▶ [ENTRIES SUPPLIED]

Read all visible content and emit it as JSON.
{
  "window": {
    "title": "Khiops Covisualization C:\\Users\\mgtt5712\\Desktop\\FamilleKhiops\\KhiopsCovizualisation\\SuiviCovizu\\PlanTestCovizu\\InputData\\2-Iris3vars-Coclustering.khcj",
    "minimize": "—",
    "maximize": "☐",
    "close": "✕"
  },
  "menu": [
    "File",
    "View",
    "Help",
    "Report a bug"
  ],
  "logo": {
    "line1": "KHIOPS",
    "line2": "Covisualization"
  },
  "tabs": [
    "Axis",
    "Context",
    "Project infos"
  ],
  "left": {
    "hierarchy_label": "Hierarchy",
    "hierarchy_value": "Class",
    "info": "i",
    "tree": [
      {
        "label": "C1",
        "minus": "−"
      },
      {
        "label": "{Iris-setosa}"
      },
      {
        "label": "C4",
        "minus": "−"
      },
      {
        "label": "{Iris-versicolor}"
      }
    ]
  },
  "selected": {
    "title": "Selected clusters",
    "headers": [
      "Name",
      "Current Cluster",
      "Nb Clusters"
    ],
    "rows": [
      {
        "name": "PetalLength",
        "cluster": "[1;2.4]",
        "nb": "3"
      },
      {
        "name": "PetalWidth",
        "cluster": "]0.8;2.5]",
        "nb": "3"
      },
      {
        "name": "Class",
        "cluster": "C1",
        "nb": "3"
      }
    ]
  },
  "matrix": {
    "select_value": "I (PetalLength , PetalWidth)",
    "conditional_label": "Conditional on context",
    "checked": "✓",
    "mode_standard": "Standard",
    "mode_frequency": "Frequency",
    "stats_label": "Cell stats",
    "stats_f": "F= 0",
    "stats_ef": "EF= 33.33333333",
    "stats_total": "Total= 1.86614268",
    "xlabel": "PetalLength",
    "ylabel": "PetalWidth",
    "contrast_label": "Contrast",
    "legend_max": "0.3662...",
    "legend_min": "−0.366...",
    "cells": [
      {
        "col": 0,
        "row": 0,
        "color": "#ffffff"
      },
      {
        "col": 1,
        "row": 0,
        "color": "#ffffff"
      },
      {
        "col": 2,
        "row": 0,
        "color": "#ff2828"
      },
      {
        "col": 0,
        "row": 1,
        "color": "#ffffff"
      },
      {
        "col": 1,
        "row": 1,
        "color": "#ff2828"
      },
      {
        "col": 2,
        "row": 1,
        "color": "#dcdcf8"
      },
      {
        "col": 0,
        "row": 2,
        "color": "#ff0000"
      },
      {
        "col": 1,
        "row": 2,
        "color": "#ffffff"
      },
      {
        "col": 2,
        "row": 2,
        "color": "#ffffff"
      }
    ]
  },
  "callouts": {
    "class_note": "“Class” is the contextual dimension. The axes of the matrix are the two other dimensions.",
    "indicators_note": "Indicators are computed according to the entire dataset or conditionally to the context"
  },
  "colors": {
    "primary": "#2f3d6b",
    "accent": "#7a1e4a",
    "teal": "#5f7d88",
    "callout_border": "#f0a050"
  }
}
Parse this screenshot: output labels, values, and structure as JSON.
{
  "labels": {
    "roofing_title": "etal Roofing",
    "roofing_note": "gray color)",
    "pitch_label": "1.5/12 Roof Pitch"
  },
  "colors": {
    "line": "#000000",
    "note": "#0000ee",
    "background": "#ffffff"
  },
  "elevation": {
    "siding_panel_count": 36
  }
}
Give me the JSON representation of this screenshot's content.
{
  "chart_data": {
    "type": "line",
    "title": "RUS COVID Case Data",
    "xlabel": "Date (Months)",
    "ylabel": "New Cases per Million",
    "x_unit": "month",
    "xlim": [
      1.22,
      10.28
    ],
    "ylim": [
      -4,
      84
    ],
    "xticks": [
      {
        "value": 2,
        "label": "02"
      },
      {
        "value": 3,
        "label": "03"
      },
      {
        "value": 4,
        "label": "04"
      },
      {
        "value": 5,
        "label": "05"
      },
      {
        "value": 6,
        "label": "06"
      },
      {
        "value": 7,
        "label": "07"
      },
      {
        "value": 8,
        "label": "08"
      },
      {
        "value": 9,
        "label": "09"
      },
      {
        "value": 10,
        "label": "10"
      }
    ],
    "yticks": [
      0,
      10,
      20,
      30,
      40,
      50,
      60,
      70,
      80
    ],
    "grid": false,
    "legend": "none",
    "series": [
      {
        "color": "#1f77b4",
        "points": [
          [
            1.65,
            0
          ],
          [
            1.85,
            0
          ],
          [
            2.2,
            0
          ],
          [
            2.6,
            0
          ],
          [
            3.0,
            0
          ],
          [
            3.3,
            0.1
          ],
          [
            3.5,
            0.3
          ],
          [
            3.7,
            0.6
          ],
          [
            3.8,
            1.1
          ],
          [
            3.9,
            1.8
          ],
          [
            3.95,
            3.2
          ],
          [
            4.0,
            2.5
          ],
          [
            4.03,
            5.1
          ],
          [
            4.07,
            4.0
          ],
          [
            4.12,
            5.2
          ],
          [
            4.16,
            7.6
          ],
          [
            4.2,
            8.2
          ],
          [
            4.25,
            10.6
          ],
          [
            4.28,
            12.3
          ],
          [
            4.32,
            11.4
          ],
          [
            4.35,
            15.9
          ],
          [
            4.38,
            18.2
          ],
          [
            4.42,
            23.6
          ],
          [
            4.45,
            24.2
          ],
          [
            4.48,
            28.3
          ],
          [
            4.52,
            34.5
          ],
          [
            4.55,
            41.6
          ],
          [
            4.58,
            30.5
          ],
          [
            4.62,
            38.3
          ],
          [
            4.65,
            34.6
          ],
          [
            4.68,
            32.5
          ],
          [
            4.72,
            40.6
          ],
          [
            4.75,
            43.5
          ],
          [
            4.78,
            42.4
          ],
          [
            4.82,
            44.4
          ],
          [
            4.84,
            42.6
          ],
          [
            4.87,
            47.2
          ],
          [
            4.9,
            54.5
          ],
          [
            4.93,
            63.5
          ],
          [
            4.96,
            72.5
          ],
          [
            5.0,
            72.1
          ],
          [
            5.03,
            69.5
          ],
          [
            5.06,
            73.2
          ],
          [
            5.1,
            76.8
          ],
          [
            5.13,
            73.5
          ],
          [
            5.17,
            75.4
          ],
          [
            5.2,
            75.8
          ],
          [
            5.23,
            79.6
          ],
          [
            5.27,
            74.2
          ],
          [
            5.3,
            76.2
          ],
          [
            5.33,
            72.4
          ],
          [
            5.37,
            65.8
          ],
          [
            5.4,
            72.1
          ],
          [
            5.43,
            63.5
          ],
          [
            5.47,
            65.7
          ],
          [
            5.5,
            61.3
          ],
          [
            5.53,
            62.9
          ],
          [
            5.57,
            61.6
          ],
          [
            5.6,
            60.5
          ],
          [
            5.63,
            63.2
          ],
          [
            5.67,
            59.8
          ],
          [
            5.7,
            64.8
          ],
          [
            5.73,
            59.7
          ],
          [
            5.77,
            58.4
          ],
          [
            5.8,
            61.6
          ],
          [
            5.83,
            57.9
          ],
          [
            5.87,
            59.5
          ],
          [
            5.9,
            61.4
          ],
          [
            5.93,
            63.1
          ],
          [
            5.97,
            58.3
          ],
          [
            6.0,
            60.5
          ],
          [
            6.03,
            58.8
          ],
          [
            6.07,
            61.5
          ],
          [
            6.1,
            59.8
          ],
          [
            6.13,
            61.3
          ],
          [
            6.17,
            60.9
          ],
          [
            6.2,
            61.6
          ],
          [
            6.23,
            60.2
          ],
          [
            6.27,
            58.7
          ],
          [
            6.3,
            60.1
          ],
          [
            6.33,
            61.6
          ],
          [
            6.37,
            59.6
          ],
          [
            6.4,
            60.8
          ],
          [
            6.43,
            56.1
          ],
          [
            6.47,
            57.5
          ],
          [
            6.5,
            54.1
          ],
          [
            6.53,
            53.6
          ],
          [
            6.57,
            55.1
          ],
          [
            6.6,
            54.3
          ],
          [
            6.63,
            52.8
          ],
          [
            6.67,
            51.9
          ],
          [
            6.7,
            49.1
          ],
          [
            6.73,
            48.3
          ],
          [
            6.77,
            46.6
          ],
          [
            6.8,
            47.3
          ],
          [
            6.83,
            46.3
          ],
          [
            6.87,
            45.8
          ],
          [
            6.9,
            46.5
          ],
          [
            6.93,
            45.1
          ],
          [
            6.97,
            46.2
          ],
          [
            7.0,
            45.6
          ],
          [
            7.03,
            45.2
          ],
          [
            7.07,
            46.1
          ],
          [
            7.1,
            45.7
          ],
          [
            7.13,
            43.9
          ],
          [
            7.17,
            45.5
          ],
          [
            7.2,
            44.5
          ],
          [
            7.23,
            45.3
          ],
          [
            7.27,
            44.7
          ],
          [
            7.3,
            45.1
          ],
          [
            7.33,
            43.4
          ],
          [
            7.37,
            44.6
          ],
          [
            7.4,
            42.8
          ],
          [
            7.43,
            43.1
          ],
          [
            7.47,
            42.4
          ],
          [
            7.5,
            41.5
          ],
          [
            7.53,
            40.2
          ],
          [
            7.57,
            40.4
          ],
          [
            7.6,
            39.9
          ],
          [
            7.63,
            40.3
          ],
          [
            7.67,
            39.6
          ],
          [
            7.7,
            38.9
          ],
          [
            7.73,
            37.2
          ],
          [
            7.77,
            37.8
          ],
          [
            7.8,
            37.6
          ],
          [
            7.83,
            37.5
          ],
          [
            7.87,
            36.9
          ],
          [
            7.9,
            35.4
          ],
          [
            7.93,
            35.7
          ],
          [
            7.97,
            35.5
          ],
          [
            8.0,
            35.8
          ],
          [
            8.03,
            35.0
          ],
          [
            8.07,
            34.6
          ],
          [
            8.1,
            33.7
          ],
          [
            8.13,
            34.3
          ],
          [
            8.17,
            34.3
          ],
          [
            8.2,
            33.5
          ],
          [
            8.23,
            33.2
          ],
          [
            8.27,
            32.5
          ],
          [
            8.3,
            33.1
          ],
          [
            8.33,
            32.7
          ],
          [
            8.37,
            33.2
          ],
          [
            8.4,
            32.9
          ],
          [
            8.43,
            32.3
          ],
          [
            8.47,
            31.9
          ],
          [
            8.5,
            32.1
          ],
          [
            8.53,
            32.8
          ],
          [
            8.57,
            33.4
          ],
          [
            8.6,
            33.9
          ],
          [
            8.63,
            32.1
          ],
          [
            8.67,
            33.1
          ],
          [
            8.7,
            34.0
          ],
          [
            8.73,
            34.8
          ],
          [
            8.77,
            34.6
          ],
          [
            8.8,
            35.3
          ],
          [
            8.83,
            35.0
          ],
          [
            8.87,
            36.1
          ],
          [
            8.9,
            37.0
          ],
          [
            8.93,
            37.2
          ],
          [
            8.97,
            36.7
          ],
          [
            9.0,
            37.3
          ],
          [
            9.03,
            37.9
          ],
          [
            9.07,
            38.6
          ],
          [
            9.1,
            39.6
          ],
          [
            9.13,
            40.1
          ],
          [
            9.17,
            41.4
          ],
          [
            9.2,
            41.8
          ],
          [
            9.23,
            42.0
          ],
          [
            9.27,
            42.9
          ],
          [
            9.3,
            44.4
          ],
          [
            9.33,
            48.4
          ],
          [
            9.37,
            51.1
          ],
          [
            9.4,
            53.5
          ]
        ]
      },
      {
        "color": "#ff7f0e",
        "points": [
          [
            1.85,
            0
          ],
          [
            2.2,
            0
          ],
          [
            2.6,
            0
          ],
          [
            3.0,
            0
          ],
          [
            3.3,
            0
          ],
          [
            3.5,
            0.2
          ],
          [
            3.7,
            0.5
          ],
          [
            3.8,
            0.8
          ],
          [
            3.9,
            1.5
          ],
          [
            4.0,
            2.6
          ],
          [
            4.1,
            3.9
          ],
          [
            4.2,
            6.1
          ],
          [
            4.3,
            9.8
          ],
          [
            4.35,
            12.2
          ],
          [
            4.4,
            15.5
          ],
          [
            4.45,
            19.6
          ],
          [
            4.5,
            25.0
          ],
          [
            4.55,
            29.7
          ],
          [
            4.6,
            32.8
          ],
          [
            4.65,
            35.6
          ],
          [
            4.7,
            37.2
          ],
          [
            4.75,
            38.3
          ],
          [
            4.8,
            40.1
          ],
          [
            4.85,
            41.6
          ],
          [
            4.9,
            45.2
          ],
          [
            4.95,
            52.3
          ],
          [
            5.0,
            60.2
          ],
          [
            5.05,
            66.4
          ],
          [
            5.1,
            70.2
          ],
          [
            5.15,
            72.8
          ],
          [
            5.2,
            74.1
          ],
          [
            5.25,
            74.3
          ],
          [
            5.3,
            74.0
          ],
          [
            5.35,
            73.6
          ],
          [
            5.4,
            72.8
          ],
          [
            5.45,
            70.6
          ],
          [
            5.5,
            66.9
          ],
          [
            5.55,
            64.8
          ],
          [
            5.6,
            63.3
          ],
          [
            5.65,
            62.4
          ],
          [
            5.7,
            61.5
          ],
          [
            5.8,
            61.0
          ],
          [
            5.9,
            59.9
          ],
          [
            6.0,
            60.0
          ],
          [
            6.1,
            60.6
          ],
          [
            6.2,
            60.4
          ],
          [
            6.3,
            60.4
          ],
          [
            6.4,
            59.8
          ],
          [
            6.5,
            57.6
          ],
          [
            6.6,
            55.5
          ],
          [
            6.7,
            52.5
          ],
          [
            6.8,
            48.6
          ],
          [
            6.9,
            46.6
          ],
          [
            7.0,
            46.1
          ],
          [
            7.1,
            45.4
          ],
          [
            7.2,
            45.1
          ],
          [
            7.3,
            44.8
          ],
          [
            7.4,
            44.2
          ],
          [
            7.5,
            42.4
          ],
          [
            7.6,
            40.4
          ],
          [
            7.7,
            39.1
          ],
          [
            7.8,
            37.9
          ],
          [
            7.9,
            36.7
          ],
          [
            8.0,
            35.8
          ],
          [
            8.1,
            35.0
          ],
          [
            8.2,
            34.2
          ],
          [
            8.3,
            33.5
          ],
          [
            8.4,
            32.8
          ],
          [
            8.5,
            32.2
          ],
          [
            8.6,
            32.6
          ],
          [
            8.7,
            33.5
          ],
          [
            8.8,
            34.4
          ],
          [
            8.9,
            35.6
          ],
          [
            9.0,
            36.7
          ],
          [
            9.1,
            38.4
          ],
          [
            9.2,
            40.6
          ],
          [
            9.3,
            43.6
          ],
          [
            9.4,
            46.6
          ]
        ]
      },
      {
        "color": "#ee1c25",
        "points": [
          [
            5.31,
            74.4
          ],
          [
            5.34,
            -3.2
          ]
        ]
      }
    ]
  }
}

▶ [THE PROBLEM]
Pull every line containing the word "labels" out of the entries above.

▶ [SOLUTION TO THIS EXERCISE]
Parse this screenshot: output labels, values, and structure as JSON.
  "labels": {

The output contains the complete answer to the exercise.